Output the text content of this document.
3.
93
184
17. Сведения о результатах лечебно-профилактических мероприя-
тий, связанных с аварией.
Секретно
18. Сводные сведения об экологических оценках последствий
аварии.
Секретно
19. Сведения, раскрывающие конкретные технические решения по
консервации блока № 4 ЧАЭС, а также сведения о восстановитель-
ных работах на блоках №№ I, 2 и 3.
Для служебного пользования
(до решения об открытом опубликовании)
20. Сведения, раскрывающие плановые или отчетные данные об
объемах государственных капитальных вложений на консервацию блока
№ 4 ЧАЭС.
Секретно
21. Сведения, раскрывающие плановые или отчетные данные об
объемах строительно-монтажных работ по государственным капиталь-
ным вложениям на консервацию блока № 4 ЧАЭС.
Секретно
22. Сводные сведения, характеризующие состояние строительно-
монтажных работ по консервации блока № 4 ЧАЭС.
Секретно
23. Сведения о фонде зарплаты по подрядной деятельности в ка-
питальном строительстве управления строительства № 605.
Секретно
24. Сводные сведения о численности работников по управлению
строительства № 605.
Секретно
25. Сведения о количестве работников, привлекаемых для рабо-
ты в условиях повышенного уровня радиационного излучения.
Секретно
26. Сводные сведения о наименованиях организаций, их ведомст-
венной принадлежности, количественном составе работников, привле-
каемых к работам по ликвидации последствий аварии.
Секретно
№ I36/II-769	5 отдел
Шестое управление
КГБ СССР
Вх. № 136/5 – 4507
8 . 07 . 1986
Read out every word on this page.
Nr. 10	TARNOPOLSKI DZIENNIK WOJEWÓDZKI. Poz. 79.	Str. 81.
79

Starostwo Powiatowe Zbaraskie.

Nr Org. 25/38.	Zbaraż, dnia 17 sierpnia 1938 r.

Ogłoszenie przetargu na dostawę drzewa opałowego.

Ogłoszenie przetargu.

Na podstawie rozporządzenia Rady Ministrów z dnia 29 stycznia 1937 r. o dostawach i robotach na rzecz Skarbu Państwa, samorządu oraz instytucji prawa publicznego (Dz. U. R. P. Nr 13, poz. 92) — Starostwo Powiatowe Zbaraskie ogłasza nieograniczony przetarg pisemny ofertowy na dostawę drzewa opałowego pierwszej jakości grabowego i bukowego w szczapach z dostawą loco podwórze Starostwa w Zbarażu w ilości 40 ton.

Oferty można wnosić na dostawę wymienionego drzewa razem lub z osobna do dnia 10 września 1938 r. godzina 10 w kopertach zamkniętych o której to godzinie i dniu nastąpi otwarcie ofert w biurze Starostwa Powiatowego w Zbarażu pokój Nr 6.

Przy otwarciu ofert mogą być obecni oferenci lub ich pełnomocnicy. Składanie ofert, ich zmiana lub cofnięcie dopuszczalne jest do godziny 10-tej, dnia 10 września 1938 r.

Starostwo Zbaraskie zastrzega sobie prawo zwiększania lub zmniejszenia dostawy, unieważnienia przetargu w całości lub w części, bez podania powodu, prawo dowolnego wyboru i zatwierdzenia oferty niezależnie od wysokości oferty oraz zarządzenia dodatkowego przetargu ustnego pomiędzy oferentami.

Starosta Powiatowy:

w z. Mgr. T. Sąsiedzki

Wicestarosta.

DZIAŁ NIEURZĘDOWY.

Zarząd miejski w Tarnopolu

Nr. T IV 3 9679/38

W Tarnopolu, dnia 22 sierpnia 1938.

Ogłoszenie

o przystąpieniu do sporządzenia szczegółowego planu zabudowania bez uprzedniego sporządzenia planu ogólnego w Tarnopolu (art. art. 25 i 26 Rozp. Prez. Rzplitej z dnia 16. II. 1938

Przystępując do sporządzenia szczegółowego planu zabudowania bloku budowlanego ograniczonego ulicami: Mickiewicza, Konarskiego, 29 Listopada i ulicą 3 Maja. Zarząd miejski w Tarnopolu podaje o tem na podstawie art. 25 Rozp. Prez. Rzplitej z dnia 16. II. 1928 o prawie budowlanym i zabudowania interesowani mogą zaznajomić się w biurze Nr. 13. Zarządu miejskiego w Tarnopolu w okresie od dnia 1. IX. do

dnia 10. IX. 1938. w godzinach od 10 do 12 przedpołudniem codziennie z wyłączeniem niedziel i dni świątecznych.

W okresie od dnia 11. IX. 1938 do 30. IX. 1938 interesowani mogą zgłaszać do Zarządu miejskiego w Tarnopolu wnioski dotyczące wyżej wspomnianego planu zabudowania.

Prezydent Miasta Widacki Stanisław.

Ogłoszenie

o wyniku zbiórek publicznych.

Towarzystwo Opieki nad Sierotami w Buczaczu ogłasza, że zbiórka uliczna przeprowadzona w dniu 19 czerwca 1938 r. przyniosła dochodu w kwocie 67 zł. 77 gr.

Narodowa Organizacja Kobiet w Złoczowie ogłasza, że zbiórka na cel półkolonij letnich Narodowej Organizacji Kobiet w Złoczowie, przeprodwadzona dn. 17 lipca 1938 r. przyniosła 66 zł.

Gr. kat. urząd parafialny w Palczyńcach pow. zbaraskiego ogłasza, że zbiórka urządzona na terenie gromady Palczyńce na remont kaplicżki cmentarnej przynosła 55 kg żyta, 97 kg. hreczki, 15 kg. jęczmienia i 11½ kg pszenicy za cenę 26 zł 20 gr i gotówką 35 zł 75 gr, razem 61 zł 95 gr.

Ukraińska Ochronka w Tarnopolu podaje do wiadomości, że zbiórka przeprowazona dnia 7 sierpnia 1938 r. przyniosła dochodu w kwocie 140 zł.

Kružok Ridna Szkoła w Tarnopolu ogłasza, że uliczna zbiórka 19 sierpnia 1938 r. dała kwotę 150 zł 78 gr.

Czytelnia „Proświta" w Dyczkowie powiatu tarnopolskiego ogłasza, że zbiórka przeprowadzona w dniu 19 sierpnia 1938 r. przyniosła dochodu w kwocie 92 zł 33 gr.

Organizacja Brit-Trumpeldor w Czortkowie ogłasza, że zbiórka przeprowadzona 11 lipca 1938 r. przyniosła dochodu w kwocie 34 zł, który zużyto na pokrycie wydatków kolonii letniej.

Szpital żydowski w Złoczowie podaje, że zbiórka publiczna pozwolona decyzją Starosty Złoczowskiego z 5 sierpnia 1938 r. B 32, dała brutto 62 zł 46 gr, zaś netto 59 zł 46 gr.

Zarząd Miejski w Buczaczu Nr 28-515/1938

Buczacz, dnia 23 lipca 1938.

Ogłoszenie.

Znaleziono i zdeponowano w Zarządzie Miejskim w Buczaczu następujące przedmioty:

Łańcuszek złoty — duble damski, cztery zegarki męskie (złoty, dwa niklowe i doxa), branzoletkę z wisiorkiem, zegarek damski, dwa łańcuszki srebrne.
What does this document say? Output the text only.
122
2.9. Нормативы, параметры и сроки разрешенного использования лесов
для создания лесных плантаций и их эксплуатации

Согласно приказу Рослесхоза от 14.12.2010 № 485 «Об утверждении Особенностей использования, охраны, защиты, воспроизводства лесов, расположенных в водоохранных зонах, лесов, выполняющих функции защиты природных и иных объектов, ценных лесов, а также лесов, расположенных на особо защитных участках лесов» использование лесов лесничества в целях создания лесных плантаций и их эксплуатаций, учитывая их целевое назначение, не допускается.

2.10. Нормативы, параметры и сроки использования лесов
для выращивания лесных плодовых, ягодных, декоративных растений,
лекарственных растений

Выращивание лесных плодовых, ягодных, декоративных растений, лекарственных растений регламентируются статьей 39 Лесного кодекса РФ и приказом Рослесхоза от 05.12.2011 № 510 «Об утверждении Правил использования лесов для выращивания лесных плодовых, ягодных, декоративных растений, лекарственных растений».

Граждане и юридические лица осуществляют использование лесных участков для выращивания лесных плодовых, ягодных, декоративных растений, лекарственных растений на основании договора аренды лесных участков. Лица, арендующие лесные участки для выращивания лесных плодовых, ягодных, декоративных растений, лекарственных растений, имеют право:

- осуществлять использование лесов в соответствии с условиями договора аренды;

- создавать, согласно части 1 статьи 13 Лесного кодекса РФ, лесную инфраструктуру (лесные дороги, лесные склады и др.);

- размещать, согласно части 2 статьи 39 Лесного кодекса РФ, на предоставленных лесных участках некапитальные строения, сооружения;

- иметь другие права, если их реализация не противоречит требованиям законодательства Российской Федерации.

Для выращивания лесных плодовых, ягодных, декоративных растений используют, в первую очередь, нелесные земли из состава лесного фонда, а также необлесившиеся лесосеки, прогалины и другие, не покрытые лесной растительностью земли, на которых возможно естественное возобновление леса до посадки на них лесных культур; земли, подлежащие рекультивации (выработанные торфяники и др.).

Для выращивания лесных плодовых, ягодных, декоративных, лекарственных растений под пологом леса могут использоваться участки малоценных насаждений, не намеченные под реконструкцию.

──────

TASK OBJECTIVE
Copy every line of the material in which the word "параметры" occurs.

WORKED SOLUTION
2.9. Нормативы, параметры и сроки разрешенного использования лесов
2.10. Нормативы, параметры и сроки использования лесов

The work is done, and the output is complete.